TASK BRIEF - Repeat every record below exactly, omitting any pictures.

Dataset items:
━━━━

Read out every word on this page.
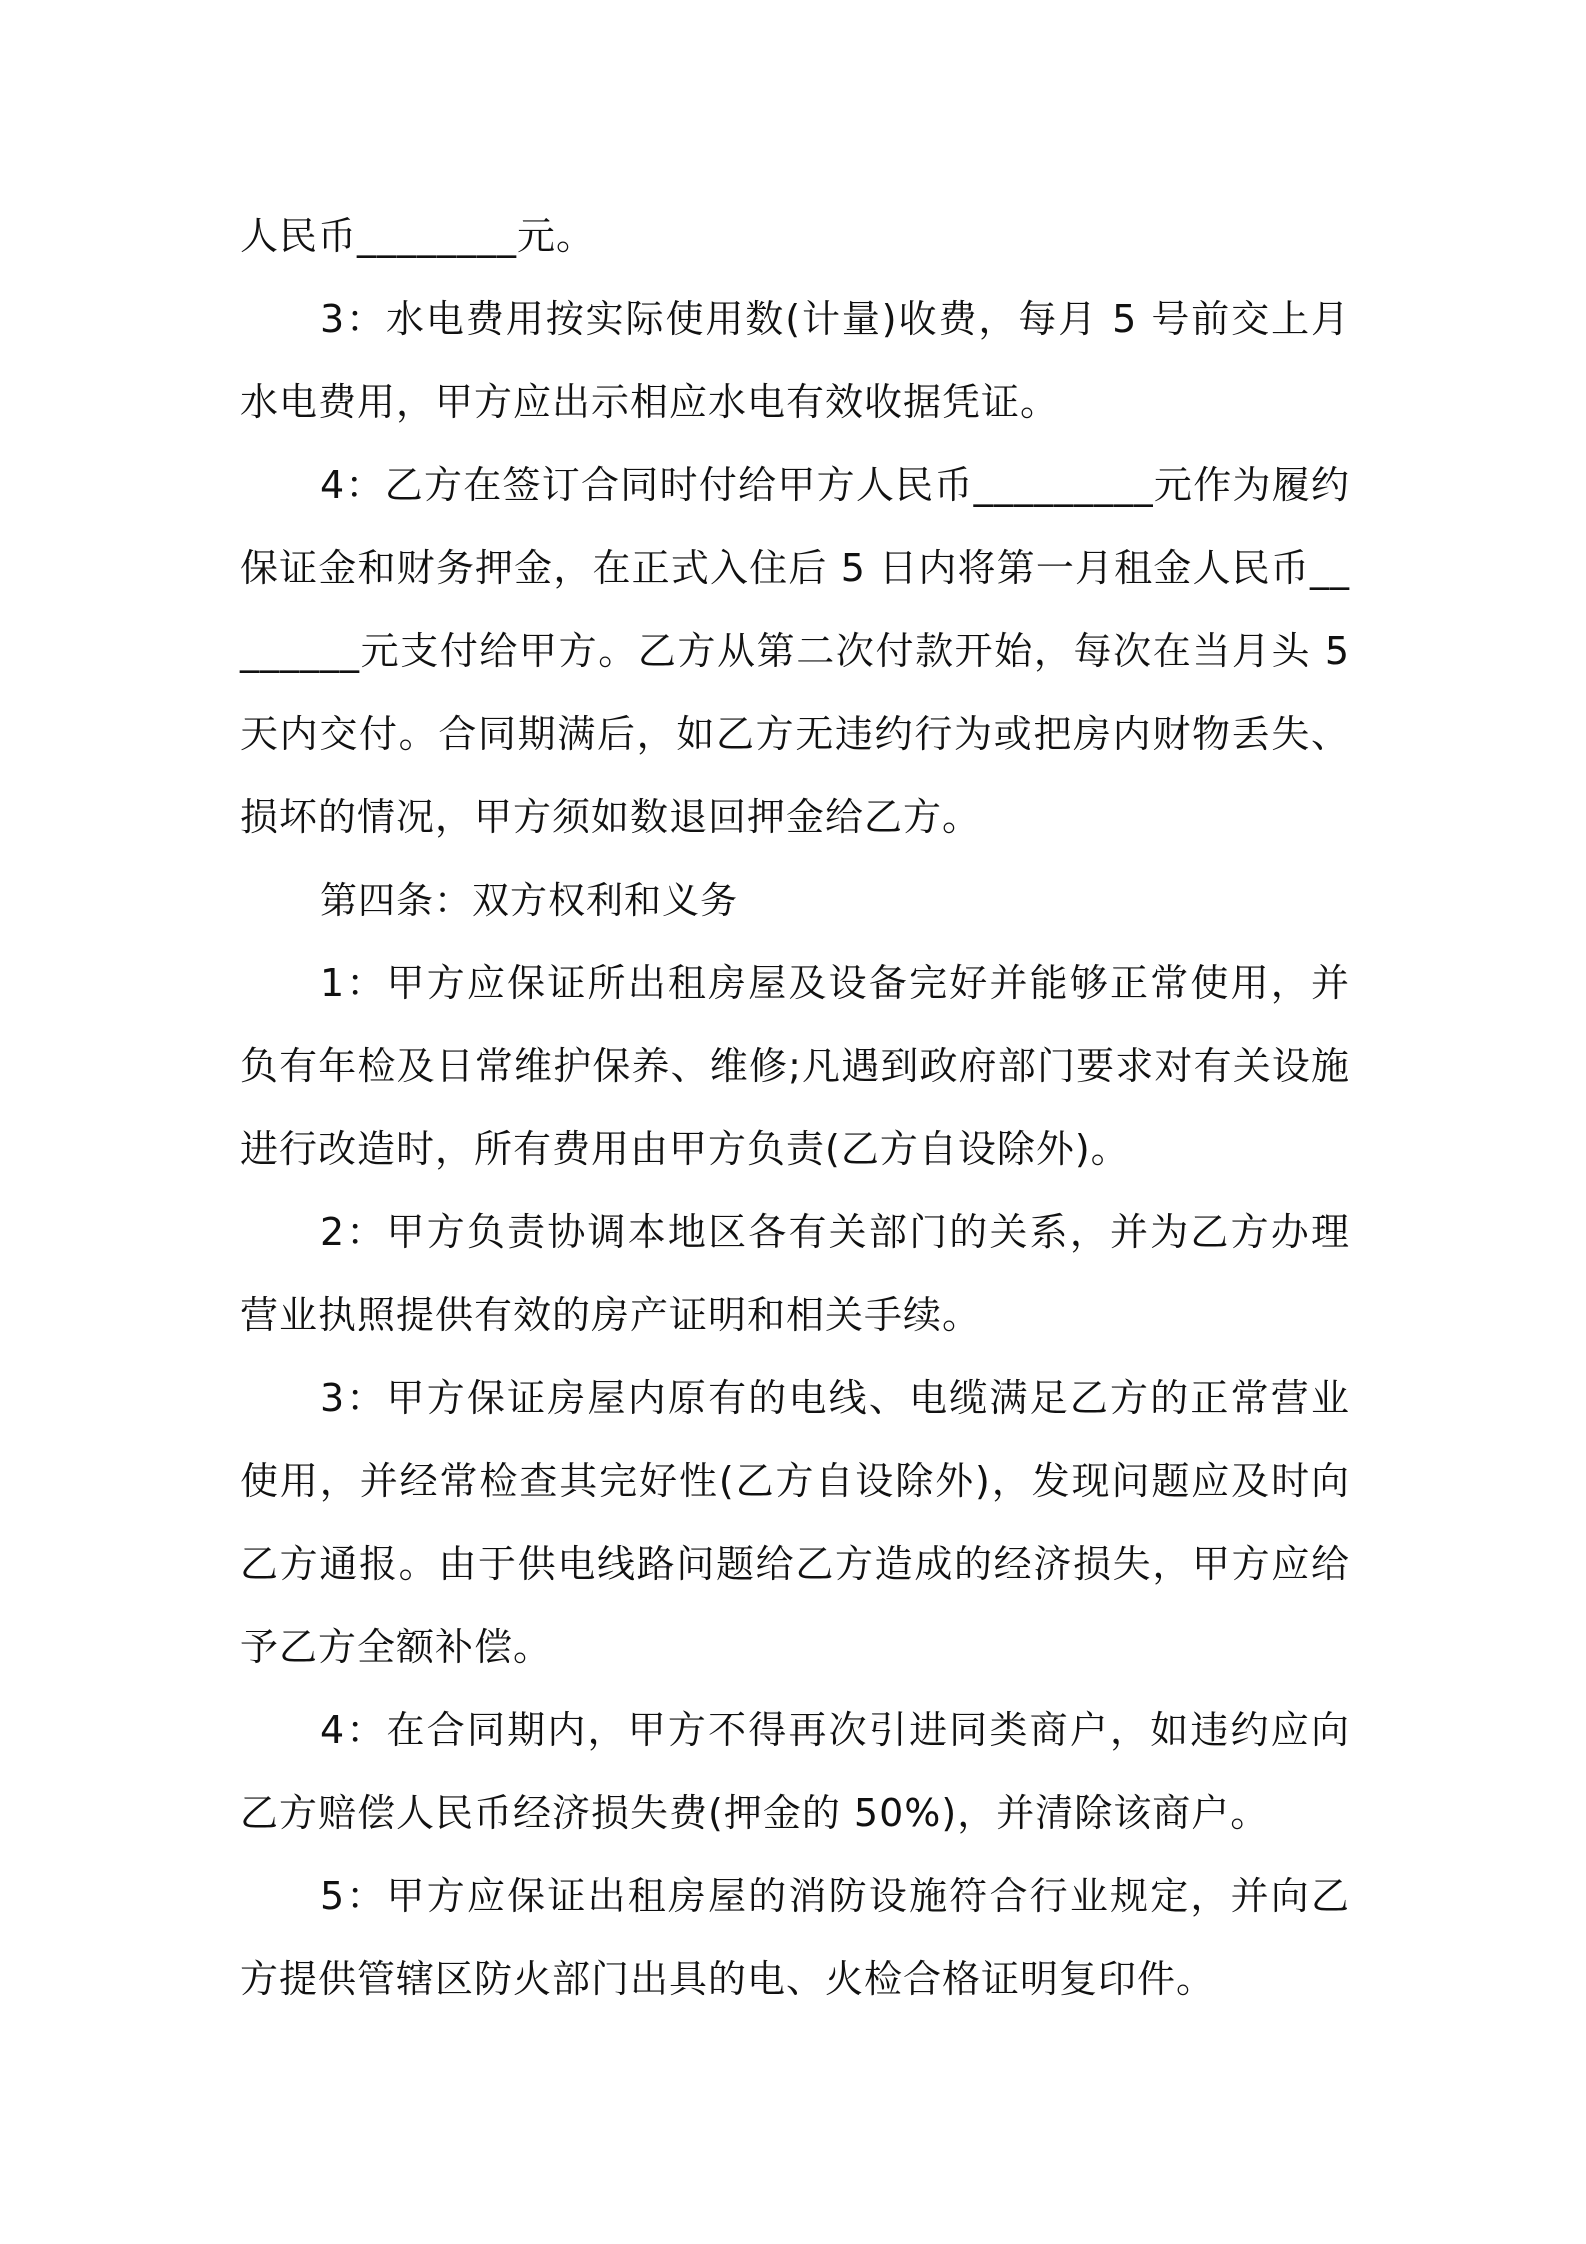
人民币________元。

3：水电费用按实际使用数(计量)收费，每月 5 号前交上月水电费用，甲方应出示相应水电有效收据凭证。

4：乙方在签订合同时付给甲方人民币_________元作为履约保证金和财务押金，在正式入住后 5 日内将第一月租金人民币________元支付给甲方。乙方从第二次付款开始，每次在当月头 5 天内交付。合同期满后，如乙方无违约行为或把房内财物丢失、损坏的情况，甲方须如数退回押金给乙方。

第四条：双方权利和义务

1：甲方应保证所出租房屋及设备完好并能够正常使用，并负有年检及日常维护保养、维修;凡遇到政府部门要求对有关设施进行改造时，所有费用由甲方负责(乙方自设除外)。

2：甲方负责协调本地区各有关部门的关系，并为乙方办理营业执照提供有效的房产证明和相关手续。

3：甲方保证房屋内原有的电线、电缆满足乙方的正常营业使用，并经常检查其完好性(乙方自设除外)，发现问题应及时向乙方通报。由于供电线路问题给乙方造成的经济损失，甲方应给予乙方全额补偿。

4：在合同期内，甲方不得再次引进同类商户，如违约应向乙方赔偿人民币经济损失费(押金的 50%)，并清除该商户。

5：甲方应保证出租房屋的消防设施符合行业规定，并向乙方提供管辖区防火部门出具的电、火检合格证明复印件。
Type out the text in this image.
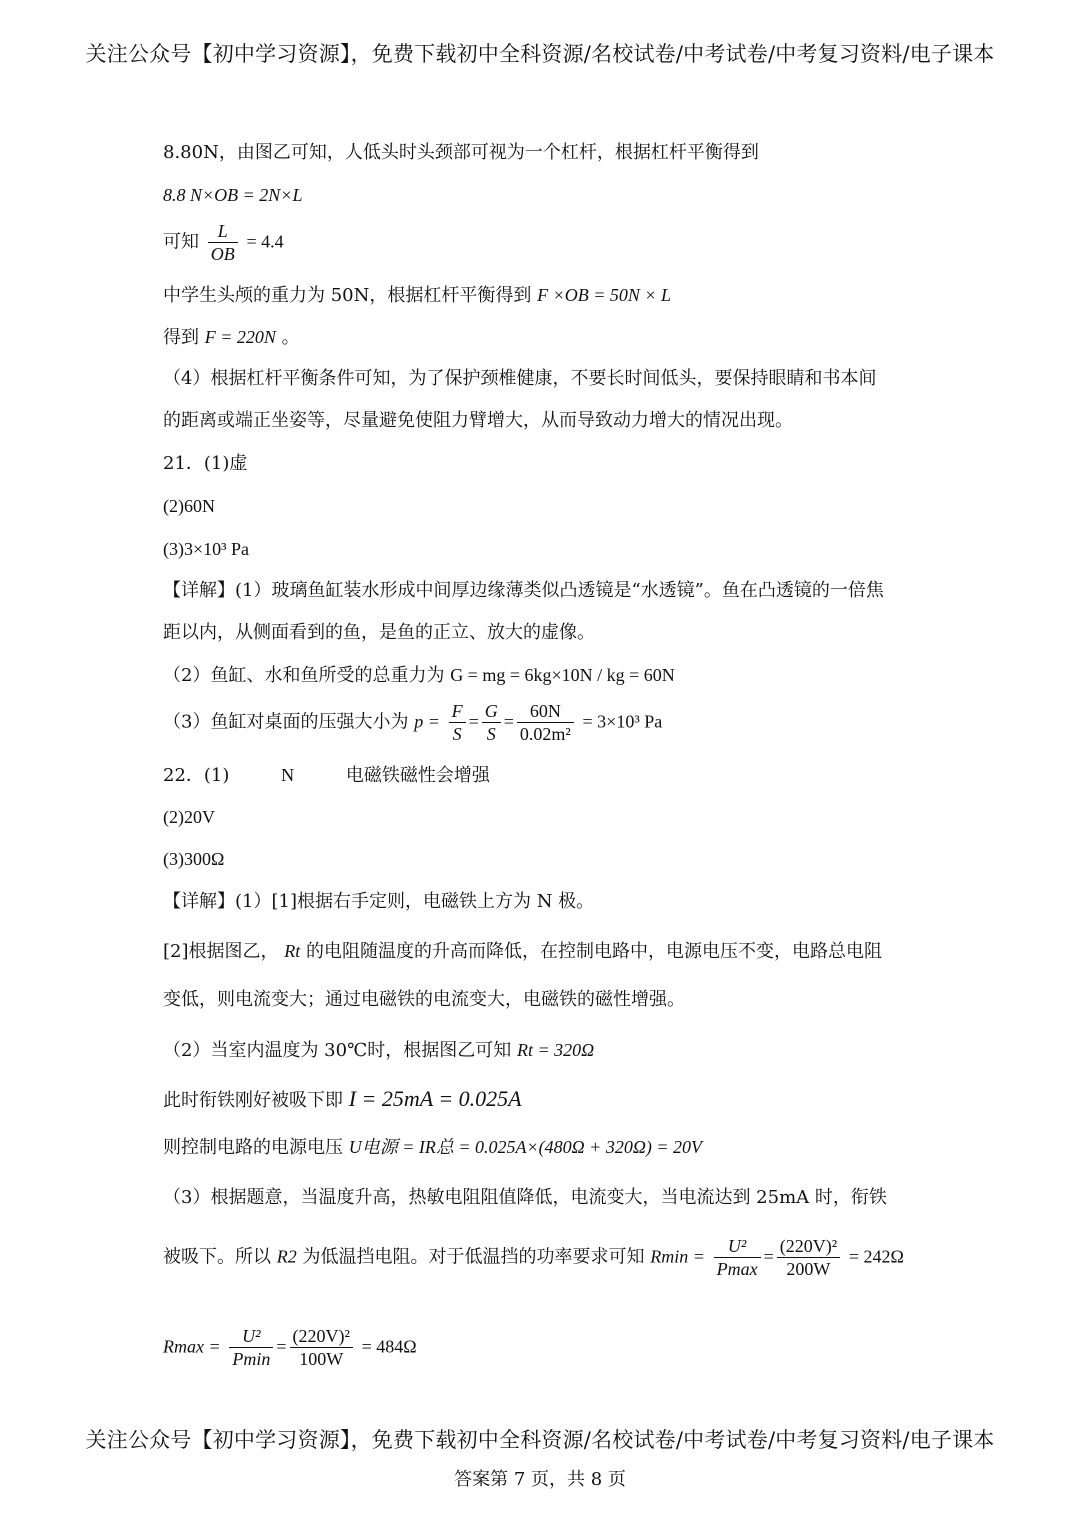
关注公众号【初中学习资源】，免费下载初中全科资源/名校试卷/中考试卷/中考复习资料/电子课本
8.80N，由图乙可知，人低头时头颈部可视为一个杠杆，根据杠杆平衡得到
8.8 N×OB = 2N×L
可知 $\frac{L}{OB} = 4.4$
中学生头颅的重力为 50N，根据杠杆平衡得到 F ×OB = 50N × L
得到 F = 220N 。
（4）根据杠杆平衡条件可知，为了保护颈椎健康，不要长时间低头，要保持眼睛和书本间
的距离或端正坐姿等，尽量避免使阻力臂增大，从而导致动力增大的情况出现。
21．(1)虚
(2)60N
(3)3×10³ Pa
【详解】(1）玻璃鱼缸装水形成中间厚边缘薄类似凸透镜是“水透镜”。鱼在凸透镜的一倍焦
距以内，从侧面看到的鱼，是鱼的正立、放大的虚像。
（2）鱼缸、水和鱼所受的总重力为 G = mg = 6kg×10N / kg = 60N
（3）鱼缸对桌面的压强大小为 $p = \frac{F}{S} = \frac{G}{S} = \frac{60N}{\text{0.02m²}} = 3\times 10^3$ Pa
22．(1)	N	电磁铁磁性会增强
(2)20V
(3)300Ω
【详解】(1）[1]根据右手定则，电磁铁上方为 N 极。
[2]根据图乙， Rt 的电阻随温度的升高而降低，在控制电路中，电源电压不变，电路总电阻
变低，则电流变大；通过电磁铁的电流变大，电磁铁的磁性增强。
（2）当室内温度为 30℃时，根据图乙可知 Rt = 320Ω
此时衔铁刚好被吸下即 I = 25mA = 0.025A
则控制电路的电源电压 U电源 = IR总 = 0.025A×(480Ω + 320Ω) = 20V
（3）根据题意，当温度升高，热敏电阻阻值降低，电流变大，当电流达到 25mA 时，衔铁
被吸下。所以 R2 为低温挡电阻。对于低温挡的功率要求可知 $Rmin = \frac{\text{U²}}{Pmax} = \frac{\text{(220V)²}}{200W} = 242\Omega$
$Rmax = \frac{\text{U²}}{Pmin} = \frac{\text{(220V)²}}{100W} = 484\Omega$
关注公众号【初中学习资源】，免费下载初中全科资源/名校试卷/中考试卷/中考复习资料/电子课本
答案第 7 页，共 8 页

━━━━

WRITTEN SOLUTION -
Read out every word on this page.
人民币________元。

3：水电费用按实际使用数(计量)收费，每月 5 号前交上月水电费用，甲方应出示相应水电有效收据凭证。

4：乙方在签订合同时付给甲方人民币_________元作为履约保证金和财务押金，在正式入住后 5 日内将第一月租金人民币________元支付给甲方。乙方从第二次付款开始，每次在当月头 5 天内交付。合同期满后，如乙方无违约行为或把房内财物丢失、损坏的情况，甲方须如数退回押金给乙方。

第四条：双方权利和义务

1：甲方应保证所出租房屋及设备完好并能够正常使用，并负有年检及日常维护保养、维修;凡遇到政府部门要求对有关设施进行改造时，所有费用由甲方负责(乙方自设除外)。

2：甲方负责协调本地区各有关部门的关系，并为乙方办理营业执照提供有效的房产证明和相关手续。

3：甲方保证房屋内原有的电线、电缆满足乙方的正常营业使用，并经常检查其完好性(乙方自设除外)，发现问题应及时向乙方通报。由于供电线路问题给乙方造成的经济损失，甲方应给予乙方全额补偿。

4：在合同期内，甲方不得再次引进同类商户，如违约应向乙方赔偿人民币经济损失费(押金的 50%)，并清除该商户。

5：甲方应保证出租房屋的消防设施符合行业规定，并向乙方提供管辖区防火部门出具的电、火检合格证明复印件。
Type out the text in this image.
关注公众号【初中学习资源】，免费下载初中全科资源/名校试卷/中考试卷/中考复习资料/电子课本
8.80N，由图乙可知，人低头时头颈部可视为一个杠杆，根据杠杆平衡得到
8.8 N×OB = 2N×L
可知 $\frac{L}{OB} = 4.4$
中学生头颅的重力为 50N，根据杠杆平衡得到 F ×OB = 50N × L
得到 F = 220N 。
（4）根据杠杆平衡条件可知，为了保护颈椎健康，不要长时间低头，要保持眼睛和书本间
的距离或端正坐姿等，尽量避免使阻力臂增大，从而导致动力增大的情况出现。
21．(1)虚
(2)60N
(3)3×10³ Pa
【详解】(1）玻璃鱼缸装水形成中间厚边缘薄类似凸透镜是“水透镜”。鱼在凸透镜的一倍焦
距以内，从侧面看到的鱼，是鱼的正立、放大的虚像。
（2）鱼缸、水和鱼所受的总重力为 G = mg = 6kg×10N / kg = 60N
（3）鱼缸对桌面的压强大小为 $p = \frac{F}{S} = \frac{G}{S} = \frac{60N}{\text{0.02m²}} = 3\times 10^3$ Pa
22．(1)	N	电磁铁磁性会增强
(2)20V
(3)300Ω
【详解】(1）[1]根据右手定则，电磁铁上方为 N 极。
[2]根据图乙， Rt 的电阻随温度的升高而降低，在控制电路中，电源电压不变，电路总电阻
变低，则电流变大；通过电磁铁的电流变大，电磁铁的磁性增强。
（2）当室内温度为 30℃时，根据图乙可知 Rt = 320Ω
此时衔铁刚好被吸下即 I = 25mA = 0.025A
则控制电路的电源电压 U电源 = IR总 = 0.025A×(480Ω + 320Ω) = 20V
（3）根据题意，当温度升高，热敏电阻阻值降低，电流变大，当电流达到 25mA 时，衔铁
被吸下。所以 R2 为低温挡电阻。对于低温挡的功率要求可知 $Rmin = \frac{\text{U²}}{Pmax} = \frac{\text{(220V)²}}{200W} = 242\Omega$
$Rmax = \frac{\text{U²}}{Pmin} = \frac{\text{(220V)²}}{100W} = 484\Omega$
关注公众号【初中学习资源】，免费下载初中全科资源/名校试卷/中考试卷/中考复习资料/电子课本
答案第 7 页，共 8 页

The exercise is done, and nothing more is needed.